> [Do this]
Spot each line in the records below where the word "zoom" occurs, then copy it.

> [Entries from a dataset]
:::
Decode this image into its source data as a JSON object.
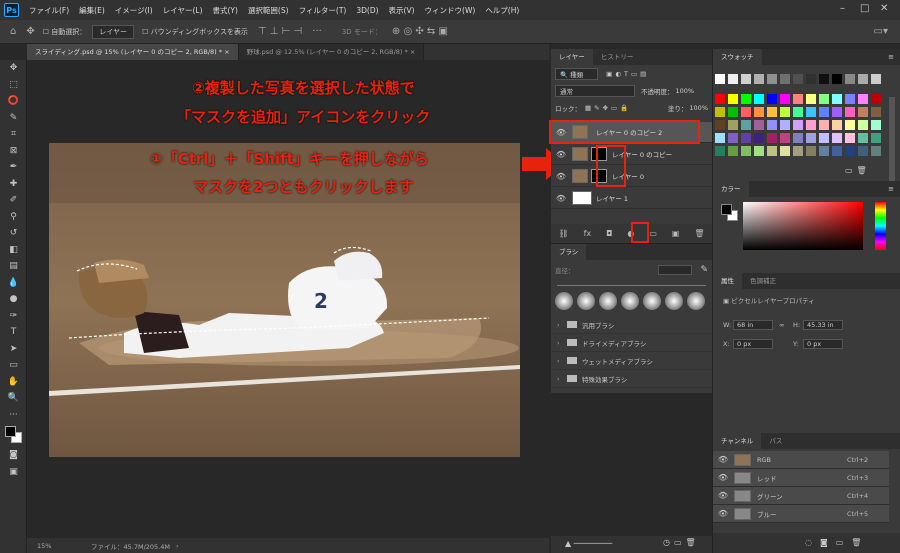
{
  "menubar": {
    "logo": "Ps",
    "items": [
      "ファイル(F)",
      "編集(E)",
      "イメージ(I)",
      "レイヤー(L)",
      "書式(Y)",
      "選択範囲(S)",
      "フィルター(T)",
      "3D(D)",
      "表示(V)",
      "ウィンドウ(W)",
      "ヘルプ(H)"
    ]
  },
  "options": {
    "auto_select": "自動選択：",
    "target": "レイヤー",
    "bounding_box": "バウンディングボックスを表示",
    "mode_3d": "3D モード："
  },
  "tabs": [
    {
      "label": "スライディング.psd @ 15% (レイヤー 0 のコピー 2, RGB/8) *",
      "close": "×"
    },
    {
      "label": "野球.psd @ 12.5% (レイヤー 0 のコピー 2, RGB/8) *",
      "close": "×"
    }
  ],
  "status": {
    "zoom": "15%",
    "file": "ファイル：45.7M/205.4M"
  },
  "notes": {
    "line1": "②複製した写真を選択した状態で",
    "line2": "「マスクを追加」アイコンをクリック",
    "line3": "①「Ctrl」＋「Shift」キーを押しながら",
    "line4": "マスクを2つともクリックします"
  },
  "layers_panel": {
    "tabs": [
      "レイヤー",
      "ヒストリー"
    ],
    "kind": "種類",
    "blend": "通常",
    "opacity_label": "不透明度：",
    "opacity": "100%",
    "lock_label": "ロック：",
    "fill_label": "塗り：",
    "fill": "100%",
    "layers": [
      {
        "name": "レイヤー 0 のコピー 2"
      },
      {
        "name": "レイヤー 0 のコピー"
      },
      {
        "name": "レイヤー 0"
      },
      {
        "name": "レイヤー 1"
      }
    ],
    "footer": [
      "⛓",
      "fx",
      "◘",
      "◐",
      "▭",
      "▣",
      "🗑"
    ]
  },
  "brush_panel": {
    "title": "ブラシ",
    "size_label": "直径：",
    "folders": [
      "汎用ブラシ",
      "ドライメディアブラシ",
      "ウェットメディアブラシ",
      "特殊効果ブラシ"
    ]
  },
  "swatches_panel": {
    "title": "スウォッチ"
  },
  "color_panel": {
    "title": "カラー"
  },
  "properties_panel": {
    "tabs": [
      "属性",
      "色調補正"
    ],
    "subtitle": "ピクセルレイヤープロパティ",
    "w_label": "W:",
    "w": "68 in",
    "h_label": "H:",
    "h": "45.33 in",
    "x_label": "X:",
    "x": "0 px",
    "y_label": "Y:",
    "y": "0 px",
    "link": "∞"
  },
  "channels_panel": {
    "tabs": [
      "チャンネル",
      "パス"
    ],
    "channels": [
      {
        "name": "RGB",
        "shortcut": "Ctrl+2"
      },
      {
        "name": "レッド",
        "shortcut": "Ctrl+3"
      },
      {
        "name": "グリーン",
        "shortcut": "Ctrl+4"
      },
      {
        "name": "ブルー",
        "shortcut": "Ctrl+5"
      }
    ]
  }
}
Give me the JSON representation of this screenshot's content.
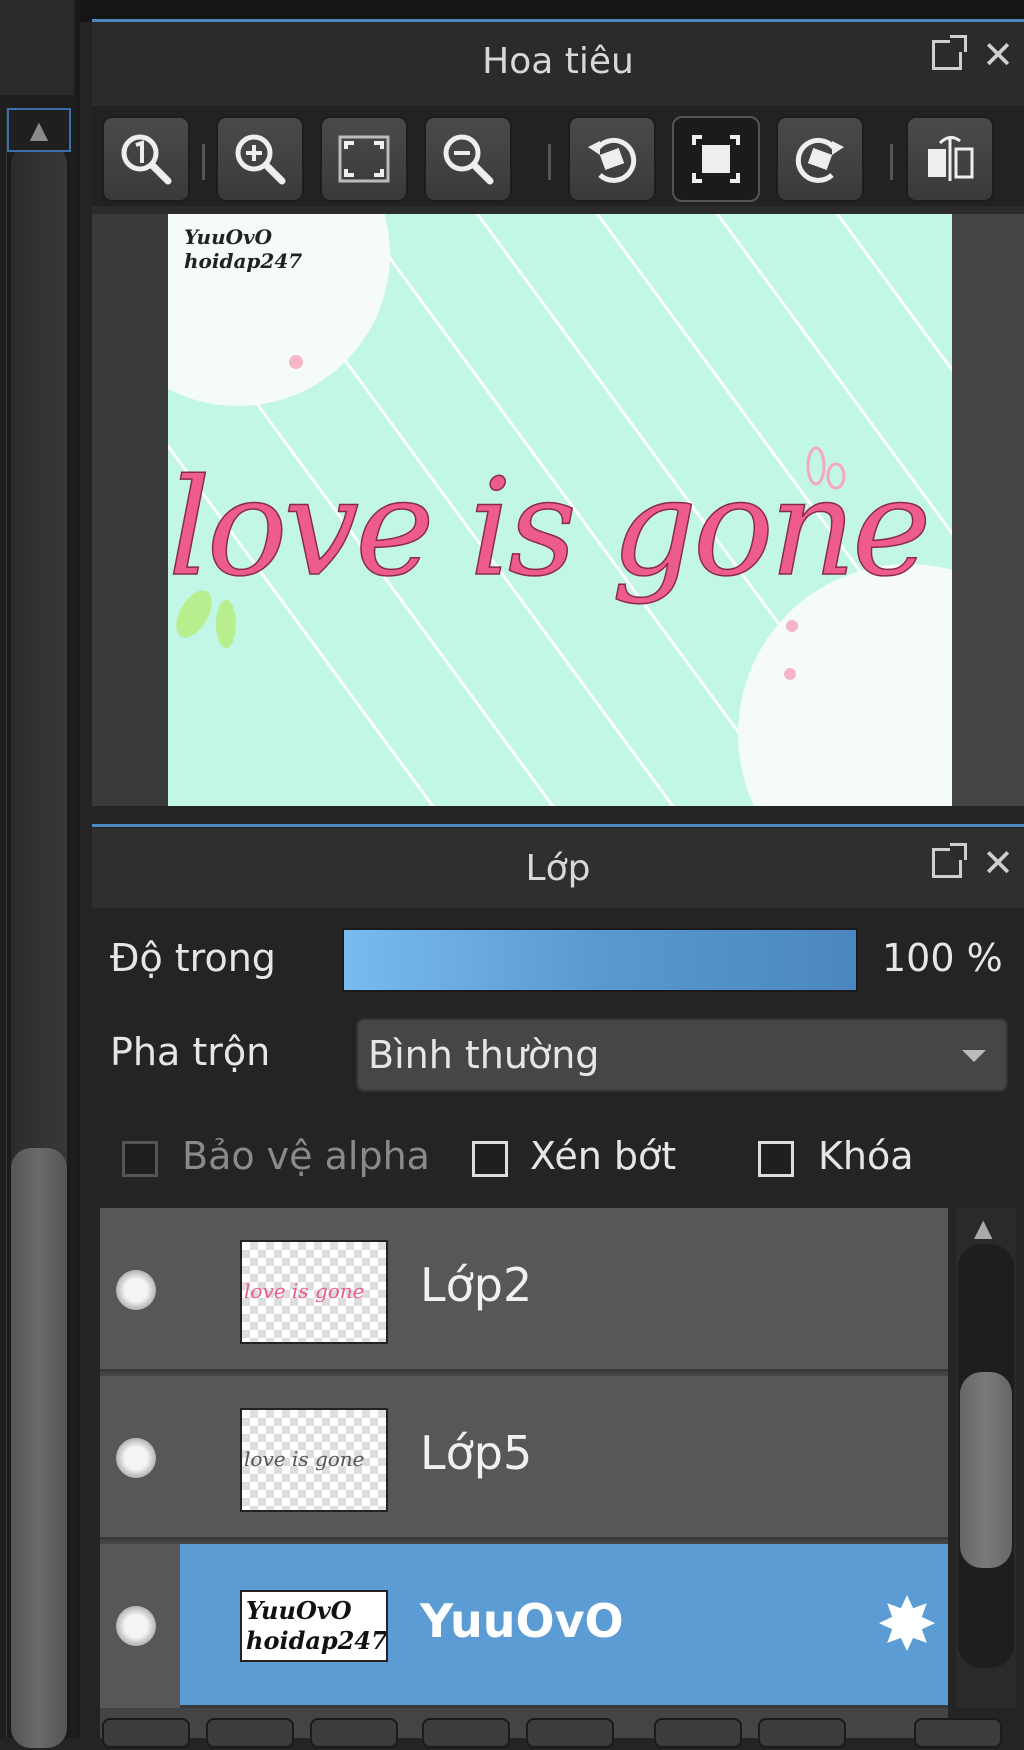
{
  "navigator": {
    "title": "Hoa tiêu",
    "tools": [
      {
        "icon": "zoom-actual-icon"
      },
      {
        "icon": "zoom-in-icon"
      },
      {
        "icon": "fit-screen-icon"
      },
      {
        "icon": "zoom-out-icon"
      },
      {
        "icon": "rotate-left-icon"
      },
      {
        "icon": "reset-view-icon"
      },
      {
        "icon": "rotate-right-icon"
      },
      {
        "icon": "flip-horizontal-icon"
      }
    ],
    "canvas": {
      "watermark_line1": "YuuOvO",
      "watermark_line2": "hoidap247",
      "text": "love is gone",
      "bg_color": "#c2f6e7",
      "text_color": "#ee5c8f"
    }
  },
  "layers": {
    "title": "Lớp",
    "opacity_label": "Độ trong",
    "opacity_value": "100 %",
    "opacity_fraction": 1.0,
    "blend_label": "Pha trộn",
    "blend_value": "Bình thường",
    "checkboxes": {
      "protect_alpha": "Bảo vệ alpha",
      "clip": "Xén bớt",
      "lock": "Khóa"
    },
    "items": [
      {
        "name": "Lớp2"
      },
      {
        "name": "Lớp5"
      },
      {
        "name": "YuuOvO",
        "thumb_line1": "YuuOvO",
        "thumb_line2": "hoidap247"
      }
    ]
  },
  "colors": {
    "accent": "#4d87bf",
    "selected_row": "#5b9cd4"
  }
}
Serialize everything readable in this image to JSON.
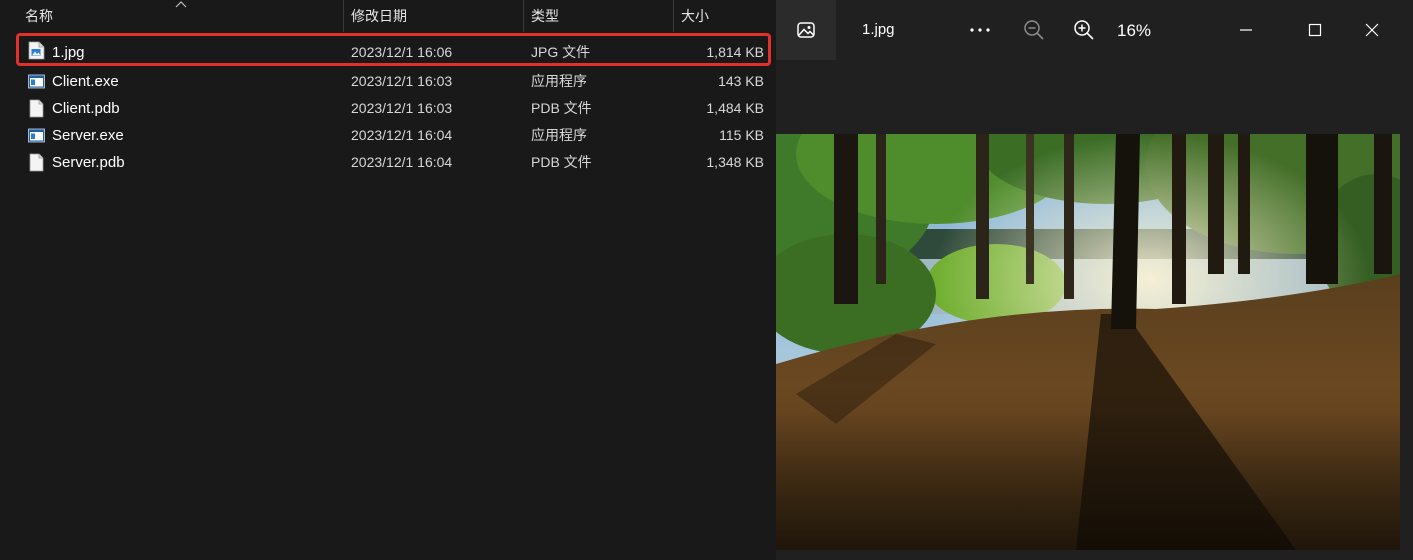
{
  "explorer": {
    "columns": {
      "name": "名称",
      "modified": "修改日期",
      "type": "类型",
      "size": "大小"
    },
    "files": [
      {
        "name": "1.jpg",
        "modified": "2023/12/1 16:06",
        "type": "JPG 文件",
        "size": "1,814 KB",
        "icon": "jpg-file-icon",
        "selected": true
      },
      {
        "name": "Client.exe",
        "modified": "2023/12/1 16:03",
        "type": "应用程序",
        "size": "143 KB",
        "icon": "exe-file-icon"
      },
      {
        "name": "Client.pdb",
        "modified": "2023/12/1 16:03",
        "type": "PDB 文件",
        "size": "1,484 KB",
        "icon": "blank-file-icon"
      },
      {
        "name": "Server.exe",
        "modified": "2023/12/1 16:04",
        "type": "应用程序",
        "size": "115 KB",
        "icon": "exe-file-icon"
      },
      {
        "name": "Server.pdb",
        "modified": "2023/12/1 16:04",
        "type": "PDB 文件",
        "size": "1,348 KB",
        "icon": "blank-file-icon"
      }
    ],
    "highlight_color": "#e2302b"
  },
  "viewer": {
    "file_name": "1.jpg",
    "zoom": "16%",
    "toolbar_icons": [
      "photos-app-icon",
      "more-icon",
      "zoom-out-icon",
      "zoom-in-icon"
    ],
    "window_controls": [
      "minimize-icon",
      "maximize-icon",
      "close-icon"
    ]
  }
}
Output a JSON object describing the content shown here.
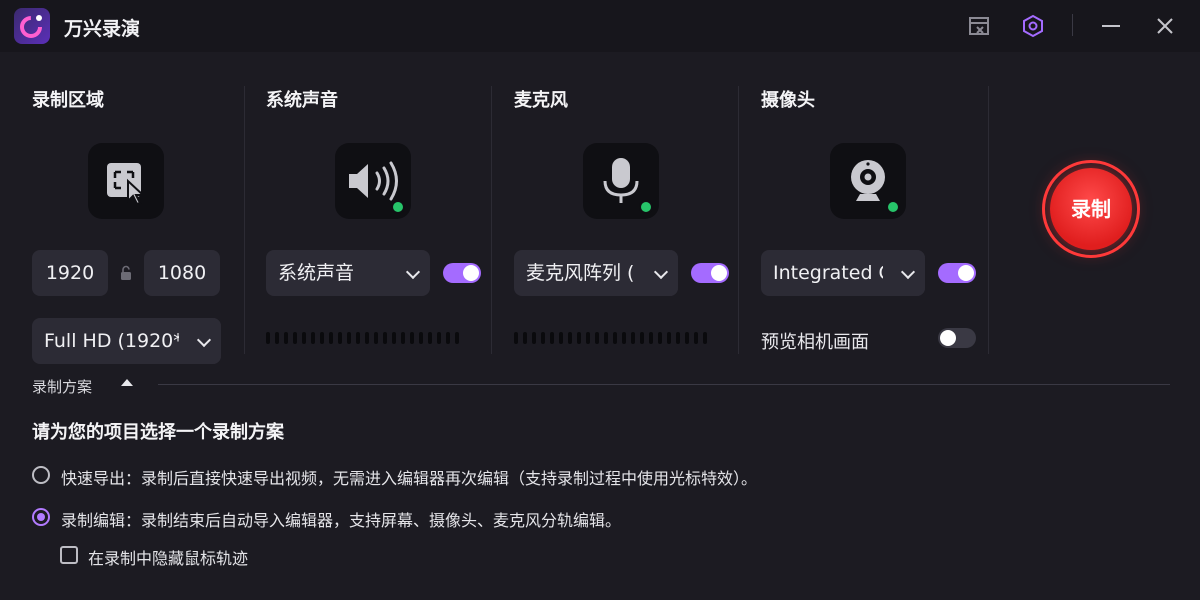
{
  "app": {
    "title": "万兴录演"
  },
  "sections": {
    "area": {
      "title": "录制区域",
      "width": "1920",
      "height": "1080",
      "preset": "Full HD (1920*1"
    },
    "system_audio": {
      "title": "系统声音",
      "device": "系统声音",
      "enabled": true
    },
    "mic": {
      "title": "麦克风",
      "device": "麦克风阵列 (I",
      "enabled": true
    },
    "camera": {
      "title": "摄像头",
      "device": "Integrated C",
      "enabled": true,
      "preview_label": "预览相机画面",
      "preview_enabled": false
    }
  },
  "record_button": {
    "label": "录制"
  },
  "scheme": {
    "label": "录制方案",
    "heading": "请为您的项目选择一个录制方案",
    "options": [
      {
        "label": "快速导出：录制后直接快速导出视频，无需进入编辑器再次编辑（支持录制过程中使用光标特效）。",
        "selected": false
      },
      {
        "label": "录制编辑：录制结束后自动导入编辑器，支持屏幕、摄像头、麦克风分轨编辑。",
        "selected": true
      }
    ],
    "hide_cursor_label": "在录制中隐藏鼠标轨迹",
    "hide_cursor_checked": false
  },
  "colors": {
    "accent": "#a46bff",
    "record": "#e01e1e",
    "ok": "#27c46a"
  },
  "icons": [
    "app-logo-icon",
    "screenshot-frame-icon",
    "hexagon-settings-icon",
    "minimize-icon",
    "close-icon",
    "area-select-icon",
    "lock-icon",
    "speaker-icon",
    "microphone-icon",
    "webcam-icon"
  ]
}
:::
> [The output]
    "zoom": "15%",
        "icon": "zoom-actual-icon"
        "icon": "zoom-in-icon"
        "icon": "zoom-out-icon"
    "zoom": "16%",
      "zoom-out-icon",
      "zoom-in-icon"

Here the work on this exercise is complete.